Given instruction: Go through the listing and return every line with "time" in it.

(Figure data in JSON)
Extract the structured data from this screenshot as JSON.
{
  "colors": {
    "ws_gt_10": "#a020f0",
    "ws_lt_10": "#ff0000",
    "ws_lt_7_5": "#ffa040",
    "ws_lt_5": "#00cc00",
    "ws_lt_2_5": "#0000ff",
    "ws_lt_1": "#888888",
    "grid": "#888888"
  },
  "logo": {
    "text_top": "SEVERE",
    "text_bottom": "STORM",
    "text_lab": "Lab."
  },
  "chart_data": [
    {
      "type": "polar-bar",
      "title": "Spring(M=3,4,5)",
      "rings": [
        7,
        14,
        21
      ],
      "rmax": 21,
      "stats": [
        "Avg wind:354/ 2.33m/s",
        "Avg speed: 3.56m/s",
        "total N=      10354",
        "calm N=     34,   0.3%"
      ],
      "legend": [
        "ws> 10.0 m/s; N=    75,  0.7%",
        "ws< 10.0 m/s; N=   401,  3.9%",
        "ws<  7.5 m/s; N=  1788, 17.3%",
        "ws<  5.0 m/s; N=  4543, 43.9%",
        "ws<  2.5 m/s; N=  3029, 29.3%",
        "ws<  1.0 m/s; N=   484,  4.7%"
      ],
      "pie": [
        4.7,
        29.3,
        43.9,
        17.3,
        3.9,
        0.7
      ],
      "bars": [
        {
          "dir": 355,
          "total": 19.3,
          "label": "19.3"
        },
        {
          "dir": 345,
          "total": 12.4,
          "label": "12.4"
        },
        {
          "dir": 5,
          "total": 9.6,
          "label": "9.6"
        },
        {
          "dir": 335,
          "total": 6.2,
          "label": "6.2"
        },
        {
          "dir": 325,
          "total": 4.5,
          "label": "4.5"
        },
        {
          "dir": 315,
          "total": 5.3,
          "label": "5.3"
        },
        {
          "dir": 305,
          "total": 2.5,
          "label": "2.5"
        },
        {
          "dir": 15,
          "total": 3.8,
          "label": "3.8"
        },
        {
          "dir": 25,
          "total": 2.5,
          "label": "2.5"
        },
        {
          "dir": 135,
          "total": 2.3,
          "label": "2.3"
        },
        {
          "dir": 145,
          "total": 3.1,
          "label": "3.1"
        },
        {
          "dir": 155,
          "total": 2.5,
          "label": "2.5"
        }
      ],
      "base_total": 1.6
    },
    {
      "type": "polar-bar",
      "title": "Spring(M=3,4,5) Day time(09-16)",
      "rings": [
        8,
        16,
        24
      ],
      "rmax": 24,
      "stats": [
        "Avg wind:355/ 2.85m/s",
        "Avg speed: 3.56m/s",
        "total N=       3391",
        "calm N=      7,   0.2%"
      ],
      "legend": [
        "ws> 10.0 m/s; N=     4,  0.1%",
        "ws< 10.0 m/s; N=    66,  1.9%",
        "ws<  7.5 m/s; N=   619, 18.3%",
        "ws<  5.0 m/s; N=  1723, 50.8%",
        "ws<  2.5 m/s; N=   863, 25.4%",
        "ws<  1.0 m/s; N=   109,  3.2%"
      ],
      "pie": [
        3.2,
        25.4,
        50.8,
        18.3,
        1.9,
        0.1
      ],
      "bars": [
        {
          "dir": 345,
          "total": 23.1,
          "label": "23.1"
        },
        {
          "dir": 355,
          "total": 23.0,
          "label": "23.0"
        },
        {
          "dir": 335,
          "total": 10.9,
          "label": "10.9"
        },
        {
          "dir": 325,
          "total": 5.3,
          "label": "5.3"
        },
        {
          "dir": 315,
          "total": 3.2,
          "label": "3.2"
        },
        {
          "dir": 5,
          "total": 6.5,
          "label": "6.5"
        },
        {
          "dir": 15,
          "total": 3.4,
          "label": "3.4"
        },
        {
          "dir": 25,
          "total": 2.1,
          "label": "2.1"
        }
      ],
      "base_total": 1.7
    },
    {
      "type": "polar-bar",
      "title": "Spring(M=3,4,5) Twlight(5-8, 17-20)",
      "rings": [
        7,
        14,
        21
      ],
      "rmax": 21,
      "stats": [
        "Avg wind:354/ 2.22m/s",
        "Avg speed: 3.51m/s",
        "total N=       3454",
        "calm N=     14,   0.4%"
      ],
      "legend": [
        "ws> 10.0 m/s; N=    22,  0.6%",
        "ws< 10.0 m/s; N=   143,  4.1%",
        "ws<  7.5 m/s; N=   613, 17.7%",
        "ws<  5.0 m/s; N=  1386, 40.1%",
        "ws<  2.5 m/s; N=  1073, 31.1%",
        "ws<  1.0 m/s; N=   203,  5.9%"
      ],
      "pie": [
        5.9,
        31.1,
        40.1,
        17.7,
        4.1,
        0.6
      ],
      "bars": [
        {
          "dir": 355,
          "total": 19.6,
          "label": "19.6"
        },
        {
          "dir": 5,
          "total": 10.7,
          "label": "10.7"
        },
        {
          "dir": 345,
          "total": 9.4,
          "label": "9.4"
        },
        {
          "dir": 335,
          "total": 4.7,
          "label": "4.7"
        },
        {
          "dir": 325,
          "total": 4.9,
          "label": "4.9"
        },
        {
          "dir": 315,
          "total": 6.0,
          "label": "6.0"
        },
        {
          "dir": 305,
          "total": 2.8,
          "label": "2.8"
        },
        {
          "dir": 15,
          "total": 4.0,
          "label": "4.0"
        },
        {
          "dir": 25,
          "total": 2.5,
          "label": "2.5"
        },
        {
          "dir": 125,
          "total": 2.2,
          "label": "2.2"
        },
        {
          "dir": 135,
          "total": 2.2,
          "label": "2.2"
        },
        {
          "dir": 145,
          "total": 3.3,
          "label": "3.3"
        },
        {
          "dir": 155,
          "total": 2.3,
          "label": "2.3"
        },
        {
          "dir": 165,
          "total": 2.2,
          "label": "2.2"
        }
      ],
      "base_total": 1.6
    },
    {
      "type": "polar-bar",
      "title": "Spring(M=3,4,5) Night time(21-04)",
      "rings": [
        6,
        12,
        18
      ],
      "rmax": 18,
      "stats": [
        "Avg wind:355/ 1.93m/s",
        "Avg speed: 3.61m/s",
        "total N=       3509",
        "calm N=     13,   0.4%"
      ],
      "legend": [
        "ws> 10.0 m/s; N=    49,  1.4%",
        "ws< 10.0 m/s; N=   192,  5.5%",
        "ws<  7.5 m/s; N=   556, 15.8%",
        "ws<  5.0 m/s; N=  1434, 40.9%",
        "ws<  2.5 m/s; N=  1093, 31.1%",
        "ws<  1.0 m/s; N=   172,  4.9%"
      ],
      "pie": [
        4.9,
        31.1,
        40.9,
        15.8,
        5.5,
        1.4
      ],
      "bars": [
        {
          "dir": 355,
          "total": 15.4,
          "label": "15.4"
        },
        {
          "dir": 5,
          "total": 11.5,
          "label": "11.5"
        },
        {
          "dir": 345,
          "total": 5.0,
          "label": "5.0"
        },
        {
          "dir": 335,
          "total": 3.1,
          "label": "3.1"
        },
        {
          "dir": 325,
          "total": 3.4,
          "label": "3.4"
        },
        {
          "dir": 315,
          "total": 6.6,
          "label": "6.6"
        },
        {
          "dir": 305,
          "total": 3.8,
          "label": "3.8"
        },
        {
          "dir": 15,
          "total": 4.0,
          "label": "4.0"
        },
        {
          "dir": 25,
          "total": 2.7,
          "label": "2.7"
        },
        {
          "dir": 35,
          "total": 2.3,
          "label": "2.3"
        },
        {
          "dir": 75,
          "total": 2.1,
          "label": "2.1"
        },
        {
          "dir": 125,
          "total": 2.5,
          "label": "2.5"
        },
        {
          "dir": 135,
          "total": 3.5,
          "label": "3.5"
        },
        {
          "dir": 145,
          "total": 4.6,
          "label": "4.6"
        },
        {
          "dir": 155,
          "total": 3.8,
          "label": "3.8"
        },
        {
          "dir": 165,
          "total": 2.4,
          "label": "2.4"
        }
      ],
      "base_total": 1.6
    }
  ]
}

Full response:
      "title": "Spring(M=3,4,5) Day time(09-16)",
      "title": "Spring(M=3,4,5) Night time(21-04)",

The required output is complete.